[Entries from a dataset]
□ □ □ □ □

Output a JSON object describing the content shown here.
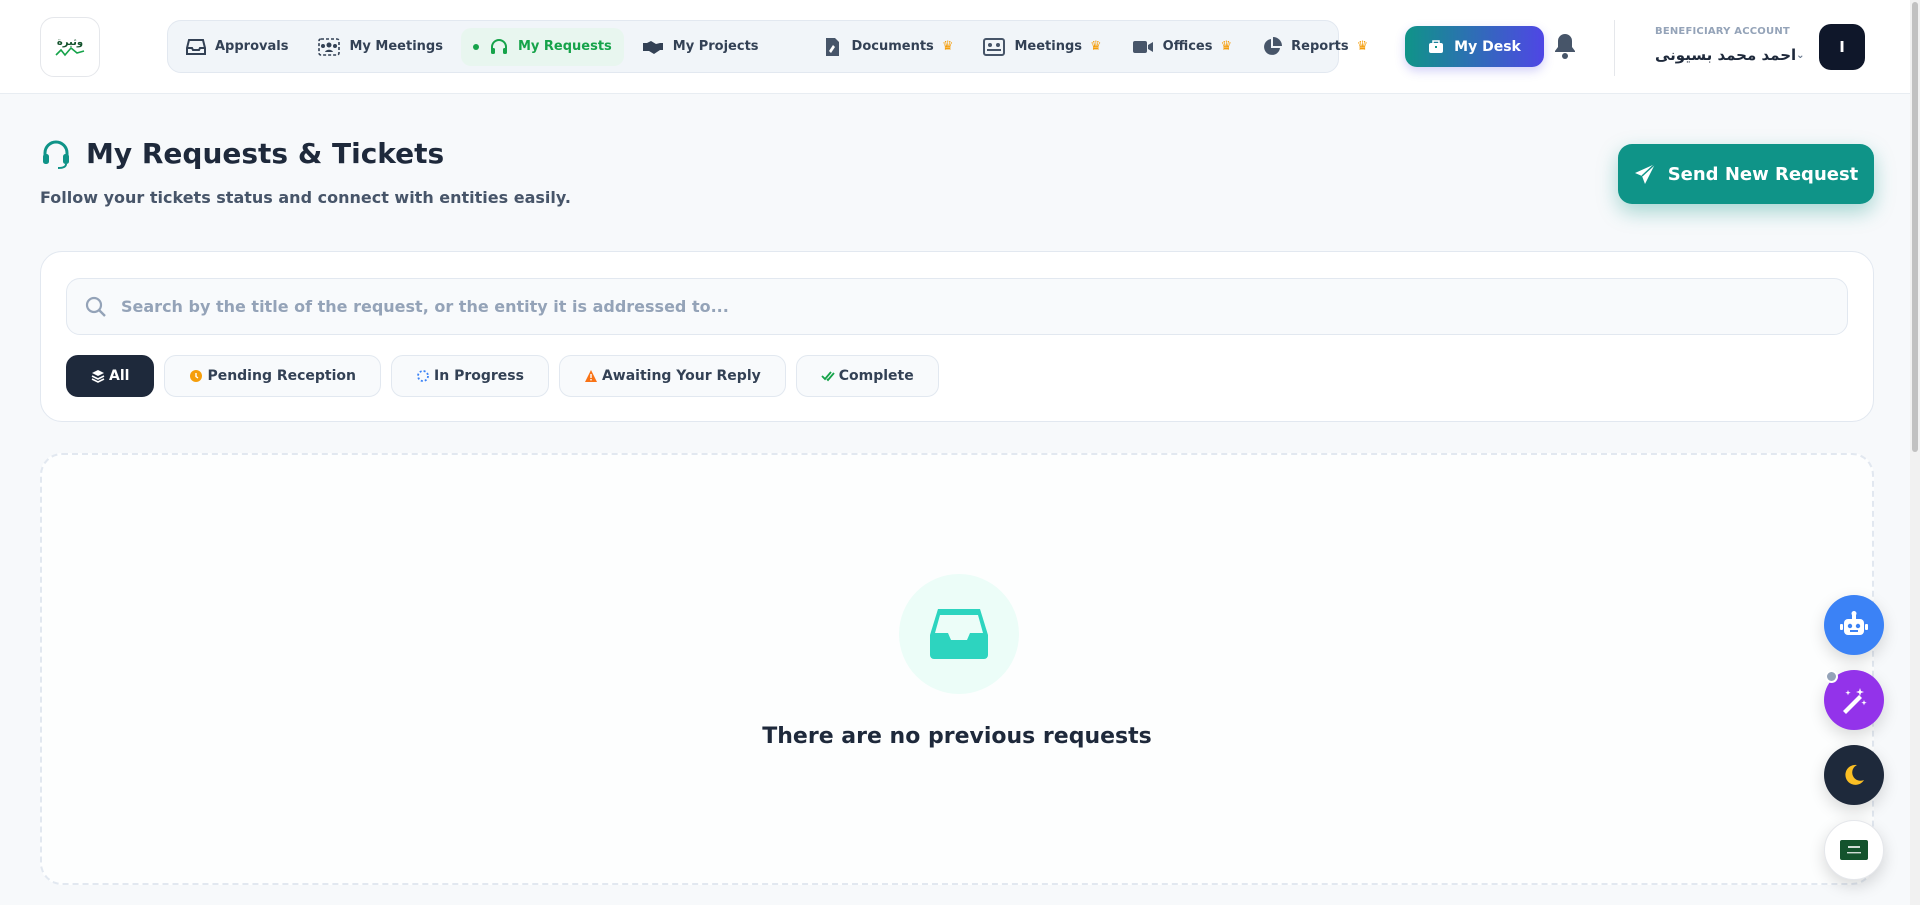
{
  "brand": {
    "logo_text": "وثيرة"
  },
  "nav": {
    "items": [
      {
        "label": "Approvals",
        "icon": "inbox-icon"
      },
      {
        "label": "My Meetings",
        "icon": "users-icon"
      },
      {
        "label": "My Requests",
        "icon": "headset-icon",
        "active": true
      },
      {
        "label": "My Projects",
        "icon": "handshake-icon"
      },
      {
        "label": "Documents",
        "icon": "file-signature-icon",
        "premium": true
      },
      {
        "label": "Meetings",
        "icon": "meeting-board-icon",
        "premium": true
      },
      {
        "label": "Offices",
        "icon": "video-icon",
        "premium": true
      },
      {
        "label": "Reports",
        "icon": "pie-chart-icon",
        "premium": true
      }
    ],
    "crown": "♛"
  },
  "header": {
    "desk_label": "My Desk",
    "account_label": "BENEFICIARY ACCOUNT",
    "account_name": "احمد محمد بسيونى",
    "avatar_initial": "I"
  },
  "page": {
    "title": "My Requests & Tickets",
    "subtitle": "Follow your tickets status and connect with entities easily.",
    "send_label": "Send New Request"
  },
  "search": {
    "placeholder": "Search by the title of the request, or the entity it is addressed to..."
  },
  "filters": [
    {
      "label": "All",
      "active": true
    },
    {
      "label": "Pending Reception"
    },
    {
      "label": "In Progress"
    },
    {
      "label": "Awaiting Your Reply"
    },
    {
      "label": "Complete"
    }
  ],
  "empty_state": {
    "message": "There are no previous requests"
  },
  "colors": {
    "accent": "#0f9488",
    "active_nav": "#16a34a",
    "premium": "#f59e0b",
    "dark": "#1e293b"
  }
}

□ □ □ □ □

▶ [Exercise requirements] Write out every entry again word for word, without any of the pictures.

▶ [Solution for this task]
Output a JSON object describing the content shown here.
{
  "brand": {
    "logo_text": "وثيرة"
  },
  "nav": {
    "items": [
      {
        "label": "Approvals",
        "icon": "inbox-icon"
      },
      {
        "label": "My Meetings",
        "icon": "users-icon"
      },
      {
        "label": "My Requests",
        "icon": "headset-icon",
        "active": true
      },
      {
        "label": "My Projects",
        "icon": "handshake-icon"
      },
      {
        "label": "Documents",
        "icon": "file-signature-icon",
        "premium": true
      },
      {
        "label": "Meetings",
        "icon": "meeting-board-icon",
        "premium": true
      },
      {
        "label": "Offices",
        "icon": "video-icon",
        "premium": true
      },
      {
        "label": "Reports",
        "icon": "pie-chart-icon",
        "premium": true
      }
    ],
    "crown": "♛"
  },
  "header": {
    "desk_label": "My Desk",
    "account_label": "BENEFICIARY ACCOUNT",
    "account_name": "احمد محمد بسيونى",
    "avatar_initial": "I"
  },
  "page": {
    "title": "My Requests & Tickets",
    "subtitle": "Follow your tickets status and connect with entities easily.",
    "send_label": "Send New Request"
  },
  "search": {
    "placeholder": "Search by the title of the request, or the entity it is addressed to..."
  },
  "filters": [
    {
      "label": "All",
      "active": true
    },
    {
      "label": "Pending Reception"
    },
    {
      "label": "In Progress"
    },
    {
      "label": "Awaiting Your Reply"
    },
    {
      "label": "Complete"
    }
  ],
  "empty_state": {
    "message": "There are no previous requests"
  },
  "colors": {
    "accent": "#0f9488",
    "active_nav": "#16a34a",
    "premium": "#f59e0b",
    "dark": "#1e293b"
  }
}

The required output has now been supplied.